* **Aim**:
Copy all of the material exactly. Pictures are not to appear in the copy.
----- Task material -----
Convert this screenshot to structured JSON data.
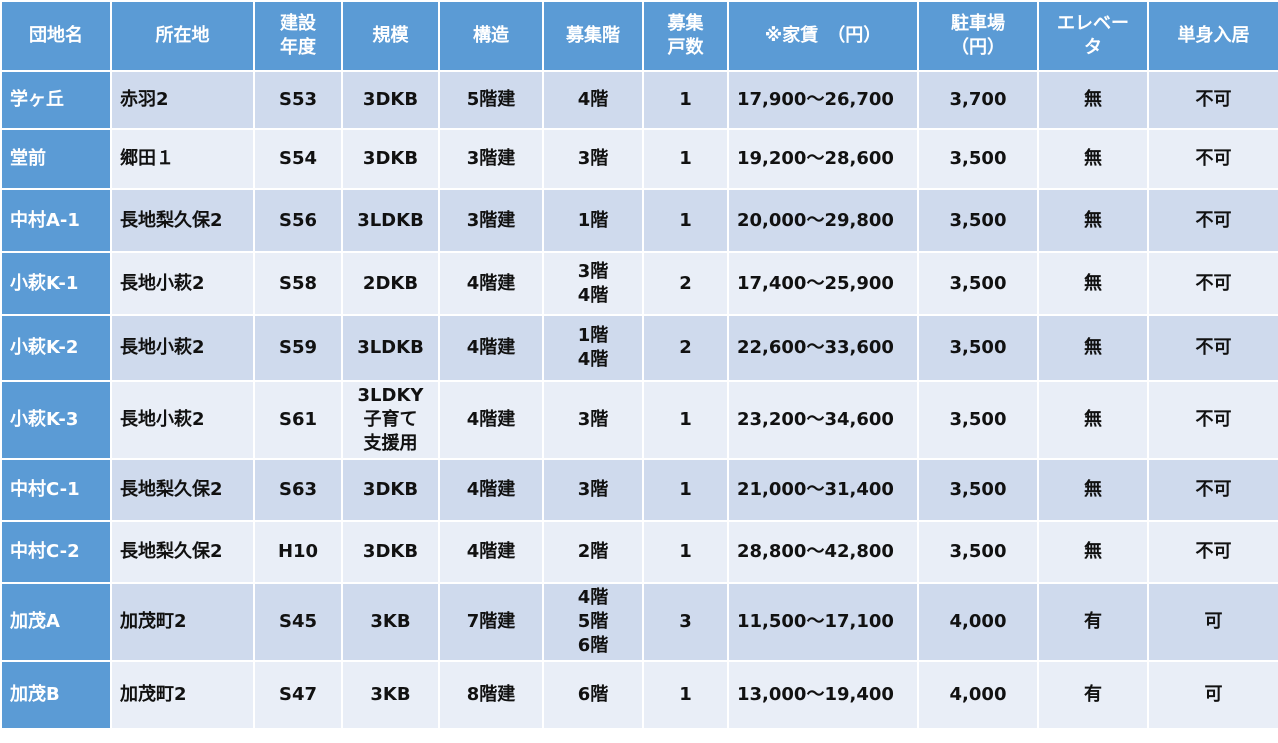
{
  "headers": {
    "name": "団地名",
    "location": "所在地",
    "built_line1": "建設",
    "built_line2": "年度",
    "size": "規模",
    "structure": "構造",
    "floors": "募集階",
    "units_line1": "募集",
    "units_line2": "戸数",
    "rent": "※家賃　（円）",
    "parking_line1": "駐車場",
    "parking_line2": "（円）",
    "elevator_line1": "エレベー",
    "elevator_line2": "タ",
    "single": "単身入居"
  },
  "rows": [
    {
      "name": "学ヶ丘",
      "location": "赤羽2",
      "built": "S53",
      "size": [
        "3DKB"
      ],
      "structure": "5階建",
      "floors": [
        "4階"
      ],
      "units": "1",
      "rent": "17,900～26,700",
      "parking": "3,700",
      "elevator": "無",
      "single": "不可"
    },
    {
      "name": "堂前",
      "location": "郷田１",
      "built": "S54",
      "size": [
        "3DKB"
      ],
      "structure": "3階建",
      "floors": [
        "3階"
      ],
      "units": "1",
      "rent": "19,200～28,600",
      "parking": "3,500",
      "elevator": "無",
      "single": "不可"
    },
    {
      "name": "中村A-1",
      "location": "長地梨久保2",
      "built": "S56",
      "size": [
        "3LDKB"
      ],
      "structure": "3階建",
      "floors": [
        "1階"
      ],
      "units": "1",
      "rent": "20,000～29,800",
      "parking": "3,500",
      "elevator": "無",
      "single": "不可"
    },
    {
      "name": "小萩K-1",
      "location": "長地小萩2",
      "built": "S58",
      "size": [
        "2DKB"
      ],
      "structure": "4階建",
      "floors": [
        "3階",
        "4階"
      ],
      "units": "2",
      "rent": "17,400～25,900",
      "parking": "3,500",
      "elevator": "無",
      "single": "不可"
    },
    {
      "name": "小萩K-2",
      "location": "長地小萩2",
      "built": "S59",
      "size": [
        "3LDKB"
      ],
      "structure": "4階建",
      "floors": [
        "1階",
        "4階"
      ],
      "units": "2",
      "rent": "22,600～33,600",
      "parking": "3,500",
      "elevator": "無",
      "single": "不可"
    },
    {
      "name": "小萩K-3",
      "location": "長地小萩2",
      "built": "S61",
      "size": [
        "3LDKY",
        "子育て",
        "支援用"
      ],
      "structure": "4階建",
      "floors": [
        "3階"
      ],
      "units": "1",
      "rent": "23,200～34,600",
      "parking": "3,500",
      "elevator": "無",
      "single": "不可"
    },
    {
      "name": "中村C-1",
      "location": "長地梨久保2",
      "built": "S63",
      "size": [
        "3DKB"
      ],
      "structure": "4階建",
      "floors": [
        "3階"
      ],
      "units": "1",
      "rent": "21,000～31,400",
      "parking": "3,500",
      "elevator": "無",
      "single": "不可"
    },
    {
      "name": "中村C-2",
      "location": "長地梨久保2",
      "built": "H10",
      "size": [
        "3DKB"
      ],
      "structure": "4階建",
      "floors": [
        "2階"
      ],
      "units": "1",
      "rent": "28,800～42,800",
      "parking": "3,500",
      "elevator": "無",
      "single": "不可"
    },
    {
      "name": "加茂A",
      "location": "加茂町2",
      "built": "S45",
      "size": [
        "3KB"
      ],
      "structure": "7階建",
      "floors": [
        "4階",
        "5階",
        "6階"
      ],
      "units": "3",
      "rent": "11,500～17,100",
      "parking": "4,000",
      "elevator": "有",
      "single": "可"
    },
    {
      "name": "加茂B",
      "location": "加茂町2",
      "built": "S47",
      "size": [
        "3KB"
      ],
      "structure": "8階建",
      "floors": [
        "6階"
      ],
      "units": "1",
      "rent": "13,000～19,400",
      "parking": "4,000",
      "elevator": "有",
      "single": "可"
    }
  ]
}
-----
* **Answer to the exercise**:
Convert this screenshot to structured JSON data.
{
  "headers": {
    "name": "団地名",
    "location": "所在地",
    "built_line1": "建設",
    "built_line2": "年度",
    "size": "規模",
    "structure": "構造",
    "floors": "募集階",
    "units_line1": "募集",
    "units_line2": "戸数",
    "rent": "※家賃　（円）",
    "parking_line1": "駐車場",
    "parking_line2": "（円）",
    "elevator_line1": "エレベー",
    "elevator_line2": "タ",
    "single": "単身入居"
  },
  "rows": [
    {
      "name": "学ヶ丘",
      "location": "赤羽2",
      "built": "S53",
      "size": [
        "3DKB"
      ],
      "structure": "5階建",
      "floors": [
        "4階"
      ],
      "units": "1",
      "rent": "17,900～26,700",
      "parking": "3,700",
      "elevator": "無",
      "single": "不可"
    },
    {
      "name": "堂前",
      "location": "郷田１",
      "built": "S54",
      "size": [
        "3DKB"
      ],
      "structure": "3階建",
      "floors": [
        "3階"
      ],
      "units": "1",
      "rent": "19,200～28,600",
      "parking": "3,500",
      "elevator": "無",
      "single": "不可"
    },
    {
      "name": "中村A-1",
      "location": "長地梨久保2",
      "built": "S56",
      "size": [
        "3LDKB"
      ],
      "structure": "3階建",
      "floors": [
        "1階"
      ],
      "units": "1",
      "rent": "20,000～29,800",
      "parking": "3,500",
      "elevator": "無",
      "single": "不可"
    },
    {
      "name": "小萩K-1",
      "location": "長地小萩2",
      "built": "S58",
      "size": [
        "2DKB"
      ],
      "structure": "4階建",
      "floors": [
        "3階",
        "4階"
      ],
      "units": "2",
      "rent": "17,400～25,900",
      "parking": "3,500",
      "elevator": "無",
      "single": "不可"
    },
    {
      "name": "小萩K-2",
      "location": "長地小萩2",
      "built": "S59",
      "size": [
        "3LDKB"
      ],
      "structure": "4階建",
      "floors": [
        "1階",
        "4階"
      ],
      "units": "2",
      "rent": "22,600～33,600",
      "parking": "3,500",
      "elevator": "無",
      "single": "不可"
    },
    {
      "name": "小萩K-3",
      "location": "長地小萩2",
      "built": "S61",
      "size": [
        "3LDKY",
        "子育て",
        "支援用"
      ],
      "structure": "4階建",
      "floors": [
        "3階"
      ],
      "units": "1",
      "rent": "23,200～34,600",
      "parking": "3,500",
      "elevator": "無",
      "single": "不可"
    },
    {
      "name": "中村C-1",
      "location": "長地梨久保2",
      "built": "S63",
      "size": [
        "3DKB"
      ],
      "structure": "4階建",
      "floors": [
        "3階"
      ],
      "units": "1",
      "rent": "21,000～31,400",
      "parking": "3,500",
      "elevator": "無",
      "single": "不可"
    },
    {
      "name": "中村C-2",
      "location": "長地梨久保2",
      "built": "H10",
      "size": [
        "3DKB"
      ],
      "structure": "4階建",
      "floors": [
        "2階"
      ],
      "units": "1",
      "rent": "28,800～42,800",
      "parking": "3,500",
      "elevator": "無",
      "single": "不可"
    },
    {
      "name": "加茂A",
      "location": "加茂町2",
      "built": "S45",
      "size": [
        "3KB"
      ],
      "structure": "7階建",
      "floors": [
        "4階",
        "5階",
        "6階"
      ],
      "units": "3",
      "rent": "11,500～17,100",
      "parking": "4,000",
      "elevator": "有",
      "single": "可"
    },
    {
      "name": "加茂B",
      "location": "加茂町2",
      "built": "S47",
      "size": [
        "3KB"
      ],
      "structure": "8階建",
      "floors": [
        "6階"
      ],
      "units": "1",
      "rent": "13,000～19,400",
      "parking": "4,000",
      "elevator": "有",
      "single": "可"
    }
  ]
}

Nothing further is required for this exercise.